** Start Data for processing **
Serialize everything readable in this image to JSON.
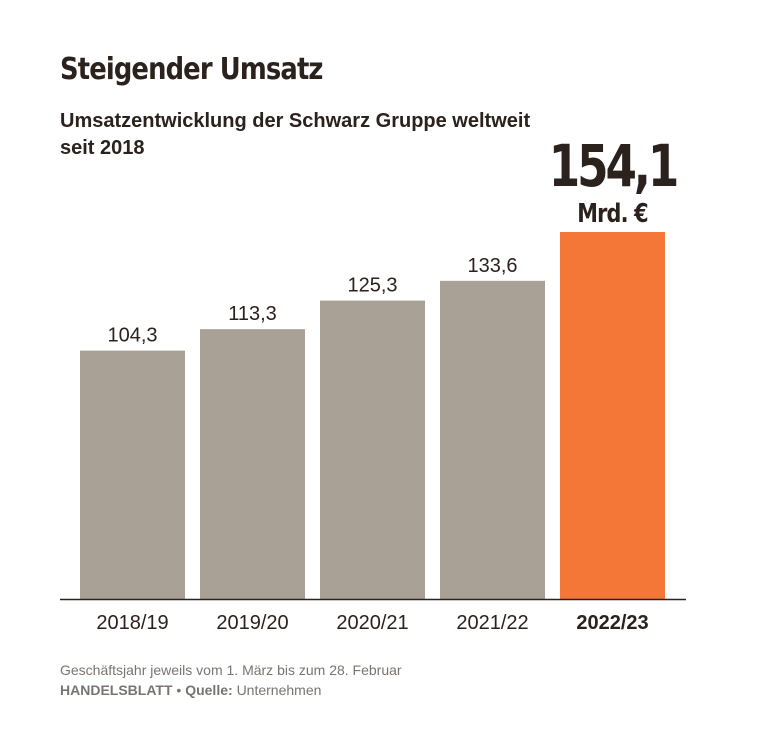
{
  "header": {
    "title": "Steigender Umsatz",
    "subtitle": "Umsatzentwicklung der Schwarz Gruppe weltweit seit 2018"
  },
  "highlight": {
    "value_label": "154,1",
    "unit_label": "Mrd. €"
  },
  "footer": {
    "note": "Geschäftsjahr jeweils vom 1. März bis zum 28. Februar",
    "publisher": "HANDELSBLATT",
    "separator": "•",
    "source_label": "Quelle:",
    "source": "Unternehmen"
  },
  "colors": {
    "bar": "#aaa196",
    "highlight_bar": "#f47738",
    "text": "#2b211d",
    "muted": "#7a7470"
  },
  "chart_data": {
    "type": "bar",
    "categories": [
      "2018/19",
      "2019/20",
      "2020/21",
      "2021/22",
      "2022/23"
    ],
    "values": [
      104.3,
      113.3,
      125.3,
      133.6,
      154.1
    ],
    "value_labels": [
      "104,3",
      "113,3",
      "125,3",
      "133,6",
      "154,1"
    ],
    "highlight_index": 4,
    "unit": "Mrd. €",
    "ylim": [
      0,
      154.1
    ],
    "grid": false
  }
}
** End Data for processing **
Problem:
Print the entries above exactly, taking out only the pictures.

Task response:
Serialize everything readable in this image to JSON.
{
  "header": {
    "title": "Steigender Umsatz",
    "subtitle": "Umsatzentwicklung der Schwarz Gruppe weltweit seit 2018"
  },
  "highlight": {
    "value_label": "154,1",
    "unit_label": "Mrd. €"
  },
  "footer": {
    "note": "Geschäftsjahr jeweils vom 1. März bis zum 28. Februar",
    "publisher": "HANDELSBLATT",
    "separator": "•",
    "source_label": "Quelle:",
    "source": "Unternehmen"
  },
  "colors": {
    "bar": "#aaa196",
    "highlight_bar": "#f47738",
    "text": "#2b211d",
    "muted": "#7a7470"
  },
  "chart_data": {
    "type": "bar",
    "categories": [
      "2018/19",
      "2019/20",
      "2020/21",
      "2021/22",
      "2022/23"
    ],
    "values": [
      104.3,
      113.3,
      125.3,
      133.6,
      154.1
    ],
    "value_labels": [
      "104,3",
      "113,3",
      "125,3",
      "133,6",
      "154,1"
    ],
    "highlight_index": 4,
    "unit": "Mrd. €",
    "ylim": [
      0,
      154.1
    ],
    "grid": false
  }
}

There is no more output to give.